Task input.
* * *
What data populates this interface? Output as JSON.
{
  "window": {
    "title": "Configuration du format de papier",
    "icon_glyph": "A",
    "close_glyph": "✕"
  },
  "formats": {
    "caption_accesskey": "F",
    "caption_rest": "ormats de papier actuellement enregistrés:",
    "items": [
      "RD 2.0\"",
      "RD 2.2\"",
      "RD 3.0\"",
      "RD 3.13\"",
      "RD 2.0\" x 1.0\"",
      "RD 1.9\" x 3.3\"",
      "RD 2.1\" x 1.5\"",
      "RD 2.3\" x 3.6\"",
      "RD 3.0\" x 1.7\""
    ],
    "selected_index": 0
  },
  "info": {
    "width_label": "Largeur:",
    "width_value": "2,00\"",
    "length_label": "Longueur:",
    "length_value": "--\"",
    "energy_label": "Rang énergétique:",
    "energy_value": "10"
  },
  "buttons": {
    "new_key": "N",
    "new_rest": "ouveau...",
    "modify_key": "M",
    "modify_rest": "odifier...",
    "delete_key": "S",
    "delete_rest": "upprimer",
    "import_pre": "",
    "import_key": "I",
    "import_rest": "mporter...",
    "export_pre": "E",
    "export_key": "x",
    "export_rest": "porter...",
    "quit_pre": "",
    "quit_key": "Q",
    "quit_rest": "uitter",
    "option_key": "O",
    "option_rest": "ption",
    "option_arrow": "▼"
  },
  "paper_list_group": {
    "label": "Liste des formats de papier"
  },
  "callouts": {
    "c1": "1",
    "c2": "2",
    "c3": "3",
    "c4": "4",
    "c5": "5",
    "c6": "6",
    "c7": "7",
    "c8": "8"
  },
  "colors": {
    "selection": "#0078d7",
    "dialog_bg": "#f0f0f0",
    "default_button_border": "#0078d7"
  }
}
* * *
Task. Return every line of the material exactly.

The output.
What data populates this interface? Output as JSON.
{
  "window": {
    "title": "Configuration du format de papier",
    "icon_glyph": "A",
    "close_glyph": "✕"
  },
  "formats": {
    "caption_accesskey": "F",
    "caption_rest": "ormats de papier actuellement enregistrés:",
    "items": [
      "RD 2.0\"",
      "RD 2.2\"",
      "RD 3.0\"",
      "RD 3.13\"",
      "RD 2.0\" x 1.0\"",
      "RD 1.9\" x 3.3\"",
      "RD 2.1\" x 1.5\"",
      "RD 2.3\" x 3.6\"",
      "RD 3.0\" x 1.7\""
    ],
    "selected_index": 0
  },
  "info": {
    "width_label": "Largeur:",
    "width_value": "2,00\"",
    "length_label": "Longueur:",
    "length_value": "--\"",
    "energy_label": "Rang énergétique:",
    "energy_value": "10"
  },
  "buttons": {
    "new_key": "N",
    "new_rest": "ouveau...",
    "modify_key": "M",
    "modify_rest": "odifier...",
    "delete_key": "S",
    "delete_rest": "upprimer",
    "import_pre": "",
    "import_key": "I",
    "import_rest": "mporter...",
    "export_pre": "E",
    "export_key": "x",
    "export_rest": "porter...",
    "quit_pre": "",
    "quit_key": "Q",
    "quit_rest": "uitter",
    "option_key": "O",
    "option_rest": "ption",
    "option_arrow": "▼"
  },
  "paper_list_group": {
    "label": "Liste des formats de papier"
  },
  "callouts": {
    "c1": "1",
    "c2": "2",
    "c3": "3",
    "c4": "4",
    "c5": "5",
    "c6": "6",
    "c7": "7",
    "c8": "8"
  },
  "colors": {
    "selection": "#0078d7",
    "dialog_bg": "#f0f0f0",
    "default_button_border": "#0078d7"
  }
}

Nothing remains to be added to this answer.